> _CHALLENGE_
Pictures are not part of the copy; repeat everything else in the records exactly.

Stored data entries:

* Start *

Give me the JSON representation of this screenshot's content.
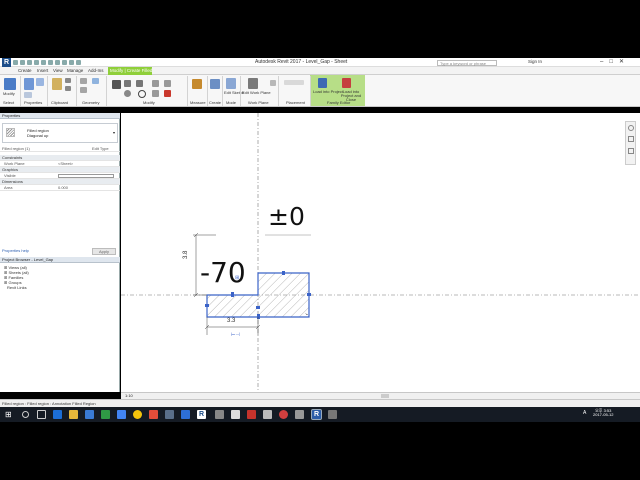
{
  "window": {
    "title": "Autodesk Revit 2017 -    Level_Gap - Sheet",
    "logo": "R",
    "search_placeholder": "Type a keyword or phrase",
    "signin": "Sign In"
  },
  "ribbon": {
    "tabs": [
      "Create",
      "Insert",
      "View",
      "Manage",
      "Add-Ins"
    ],
    "active_tab": "Modify | Create Filled Region Boundary",
    "panels": [
      "Select",
      "Properties",
      "Clipboard",
      "Geometry",
      "Modify",
      "Measure",
      "Create",
      "Mode",
      "Work Plane",
      "Placement",
      "Family Editor"
    ],
    "buttons": {
      "modify": "Modify",
      "edit_sketch": "Edit Sketch",
      "edit_work_plane": "Edit Work Plane",
      "load_into_project": "Load into Project",
      "load_into_project_close": "Load into Project and Close"
    }
  },
  "properties": {
    "header": "Properties",
    "type_name": "Filled region",
    "type_sub": "Diagonal up",
    "instance": "Filled region (1)",
    "edit_type": "Edit Type",
    "groups": [
      "Constraints",
      "Graphics",
      "Dimensions"
    ],
    "rows": [
      {
        "label": "Work Plane",
        "value": "<Sheet>"
      },
      {
        "label": "Visible",
        "value": ""
      },
      {
        "label": "Area",
        "value": "0.000"
      }
    ],
    "help_link": "Properties help",
    "apply": "Apply"
  },
  "browser": {
    "header": "Project Browser - Level_Gap",
    "items": [
      "Views (all)",
      "Sheets (all)",
      "Families",
      "Groups",
      "Revit Links"
    ]
  },
  "canvas": {
    "label_zero": "±0",
    "label_minus70": "-70",
    "dim_vertical": "3.8",
    "dim_horizontal": "3.3"
  },
  "view_control": {
    "scale": "1:10"
  },
  "status": {
    "text": "Filled region : Filled region : Annotation Filled Region"
  },
  "taskbar": {
    "clock_time": "오후 3:53",
    "clock_date": "2017-05-12",
    "lang": "A"
  },
  "colors": {
    "ribbon_accent": "#8fcf3a",
    "finish_panel": "#b7de87",
    "sketch_line": "#3b63c8",
    "taskbar": "#151b24"
  }
}
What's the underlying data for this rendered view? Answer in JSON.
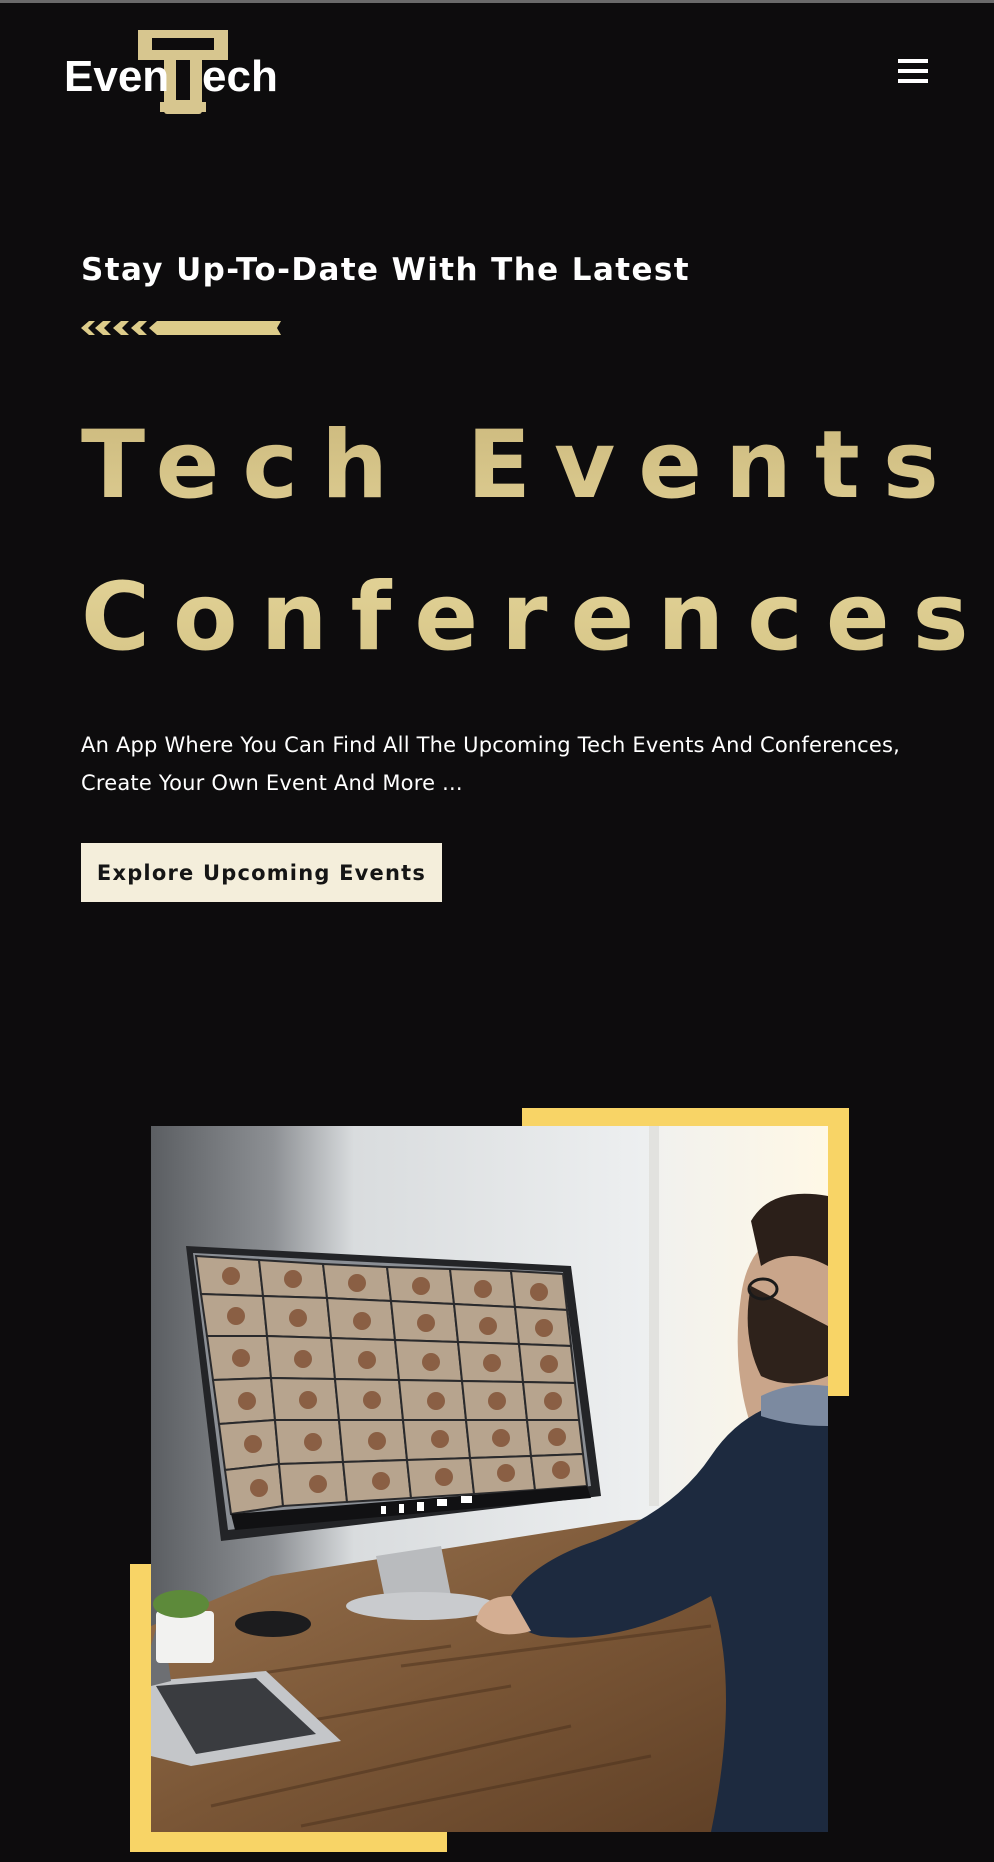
{
  "header": {
    "logo_text": "EvenTech",
    "logo_icon": "tech-letter-t-logo",
    "menu_icon": "hamburger-menu-icon"
  },
  "hero": {
    "tagline": "Stay Up-To-Date With The Latest",
    "divider_icon": "chevron-arrows-divider",
    "title_line_1": "Tech Events &",
    "title_line_2": "Conferences",
    "description": "An App Where You Can Find All The Upcoming Tech Events And Conferences, Create Your Own Event And More ...",
    "cta_label": "Explore Upcoming Events"
  },
  "illustration": {
    "subject": "man-at-desk-video-conference-photo"
  },
  "colors": {
    "background": "#0d0c0d",
    "gold": "#ddcc8a",
    "accent_yellow": "#f8d466",
    "button_bg": "#f4eedb",
    "button_text": "#151515",
    "text": "#ffffff"
  }
}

* End *

> _ANSWER TO THIS TASK_
Give me the JSON representation of this screenshot's content.
{
  "window": {
    "title": "Autodesk Revit 2017 -    Level_Gap - Sheet",
    "logo": "R",
    "search_placeholder": "Type a keyword or phrase",
    "signin": "Sign In"
  },
  "ribbon": {
    "tabs": [
      "Create",
      "Insert",
      "View",
      "Manage",
      "Add-Ins"
    ],
    "active_tab": "Modify | Create Filled Region Boundary",
    "panels": [
      "Select",
      "Properties",
      "Clipboard",
      "Geometry",
      "Modify",
      "Measure",
      "Create",
      "Mode",
      "Work Plane",
      "Placement",
      "Family Editor"
    ],
    "buttons": {
      "modify": "Modify",
      "edit_sketch": "Edit Sketch",
      "edit_work_plane": "Edit Work Plane",
      "load_into_project": "Load into Project",
      "load_into_project_close": "Load into Project and Close"
    }
  },
  "properties": {
    "header": "Properties",
    "type_name": "Filled region",
    "type_sub": "Diagonal up",
    "instance": "Filled region (1)",
    "edit_type": "Edit Type",
    "groups": [
      "Constraints",
      "Graphics",
      "Dimensions"
    ],
    "rows": [
      {
        "label": "Work Plane",
        "value": "<Sheet>"
      },
      {
        "label": "Visible",
        "value": ""
      },
      {
        "label": "Area",
        "value": "0.000"
      }
    ],
    "help_link": "Properties help",
    "apply": "Apply"
  },
  "browser": {
    "header": "Project Browser - Level_Gap",
    "items": [
      "Views (all)",
      "Sheets (all)",
      "Families",
      "Groups",
      "Revit Links"
    ]
  },
  "canvas": {
    "label_zero": "±0",
    "label_minus70": "-70",
    "dim_vertical": "3.8",
    "dim_horizontal": "3.3"
  },
  "view_control": {
    "scale": "1:10"
  },
  "status": {
    "text": "Filled region : Filled region : Annotation Filled Region"
  },
  "taskbar": {
    "clock_time": "오후 3:53",
    "clock_date": "2017-05-12",
    "lang": "A"
  },
  "colors": {
    "ribbon_accent": "#8fcf3a",
    "finish_panel": "#b7de87",
    "sketch_line": "#3b63c8",
    "taskbar": "#151b24"
  }
}
What's the underlying data for this rendered view? Answer in JSON.
{
  "header": {
    "logo_text": "EvenTech",
    "logo_icon": "tech-letter-t-logo",
    "menu_icon": "hamburger-menu-icon"
  },
  "hero": {
    "tagline": "Stay Up-To-Date With The Latest",
    "divider_icon": "chevron-arrows-divider",
    "title_line_1": "Tech Events &",
    "title_line_2": "Conferences",
    "description": "An App Where You Can Find All The Upcoming Tech Events And Conferences, Create Your Own Event And More ...",
    "cta_label": "Explore Upcoming Events"
  },
  "illustration": {
    "subject": "man-at-desk-video-conference-photo"
  },
  "colors": {
    "background": "#0d0c0d",
    "gold": "#ddcc8a",
    "accent_yellow": "#f8d466",
    "button_bg": "#f4eedb",
    "button_text": "#151515",
    "text": "#ffffff"
  }
}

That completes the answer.